— begin PROVIDED RECORDS —
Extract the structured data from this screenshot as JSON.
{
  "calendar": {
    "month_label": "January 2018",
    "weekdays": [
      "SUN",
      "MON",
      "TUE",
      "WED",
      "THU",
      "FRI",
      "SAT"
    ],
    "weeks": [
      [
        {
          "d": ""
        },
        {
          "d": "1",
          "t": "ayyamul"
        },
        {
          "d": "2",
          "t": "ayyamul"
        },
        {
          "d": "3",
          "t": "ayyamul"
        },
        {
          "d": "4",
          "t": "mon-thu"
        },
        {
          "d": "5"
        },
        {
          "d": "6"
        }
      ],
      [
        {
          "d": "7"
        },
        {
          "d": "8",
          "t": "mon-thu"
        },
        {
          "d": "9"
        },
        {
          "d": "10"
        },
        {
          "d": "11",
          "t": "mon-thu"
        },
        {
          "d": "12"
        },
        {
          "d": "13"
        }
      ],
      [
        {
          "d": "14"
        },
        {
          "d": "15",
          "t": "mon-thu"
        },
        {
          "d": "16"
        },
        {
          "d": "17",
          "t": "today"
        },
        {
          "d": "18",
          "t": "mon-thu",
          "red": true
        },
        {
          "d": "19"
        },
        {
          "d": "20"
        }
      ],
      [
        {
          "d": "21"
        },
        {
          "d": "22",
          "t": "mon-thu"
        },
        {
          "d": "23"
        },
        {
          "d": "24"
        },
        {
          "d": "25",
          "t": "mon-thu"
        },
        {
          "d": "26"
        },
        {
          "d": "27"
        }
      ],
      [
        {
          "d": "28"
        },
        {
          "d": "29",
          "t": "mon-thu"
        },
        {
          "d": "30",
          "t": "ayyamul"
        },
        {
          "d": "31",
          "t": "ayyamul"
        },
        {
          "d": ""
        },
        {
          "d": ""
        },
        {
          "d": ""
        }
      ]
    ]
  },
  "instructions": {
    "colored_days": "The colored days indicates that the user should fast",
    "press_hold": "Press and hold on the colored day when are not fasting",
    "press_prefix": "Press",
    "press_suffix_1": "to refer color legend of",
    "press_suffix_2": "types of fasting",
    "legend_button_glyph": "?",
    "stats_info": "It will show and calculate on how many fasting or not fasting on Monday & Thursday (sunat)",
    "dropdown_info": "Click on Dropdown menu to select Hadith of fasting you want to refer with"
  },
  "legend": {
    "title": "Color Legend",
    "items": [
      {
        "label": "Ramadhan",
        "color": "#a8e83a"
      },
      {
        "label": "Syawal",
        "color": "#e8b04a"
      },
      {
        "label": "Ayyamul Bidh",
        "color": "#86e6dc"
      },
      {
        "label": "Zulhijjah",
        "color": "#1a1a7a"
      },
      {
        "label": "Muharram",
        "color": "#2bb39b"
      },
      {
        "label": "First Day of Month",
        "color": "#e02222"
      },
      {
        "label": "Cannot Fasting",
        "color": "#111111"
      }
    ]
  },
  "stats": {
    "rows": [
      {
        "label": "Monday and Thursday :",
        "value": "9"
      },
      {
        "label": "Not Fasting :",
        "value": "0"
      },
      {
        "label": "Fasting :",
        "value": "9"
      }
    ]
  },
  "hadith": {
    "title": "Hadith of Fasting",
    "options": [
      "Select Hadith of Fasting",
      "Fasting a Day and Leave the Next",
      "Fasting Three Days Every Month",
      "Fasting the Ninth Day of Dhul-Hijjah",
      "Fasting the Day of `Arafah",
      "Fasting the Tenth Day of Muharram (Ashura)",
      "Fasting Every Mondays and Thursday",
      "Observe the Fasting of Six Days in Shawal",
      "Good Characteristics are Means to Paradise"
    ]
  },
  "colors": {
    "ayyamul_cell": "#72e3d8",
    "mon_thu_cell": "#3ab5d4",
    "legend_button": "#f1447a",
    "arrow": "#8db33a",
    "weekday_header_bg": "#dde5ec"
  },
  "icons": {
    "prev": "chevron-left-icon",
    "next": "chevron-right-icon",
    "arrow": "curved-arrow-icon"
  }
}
— end PROVIDED RECORDS —
▶ **WORK TO COMPLETE**
Go through the material line by line. Show each line that contains the string "title".

▶ **CORRECT ANSWER**
    "title": "Color Legend",
    "title": "Hadith of Fasting",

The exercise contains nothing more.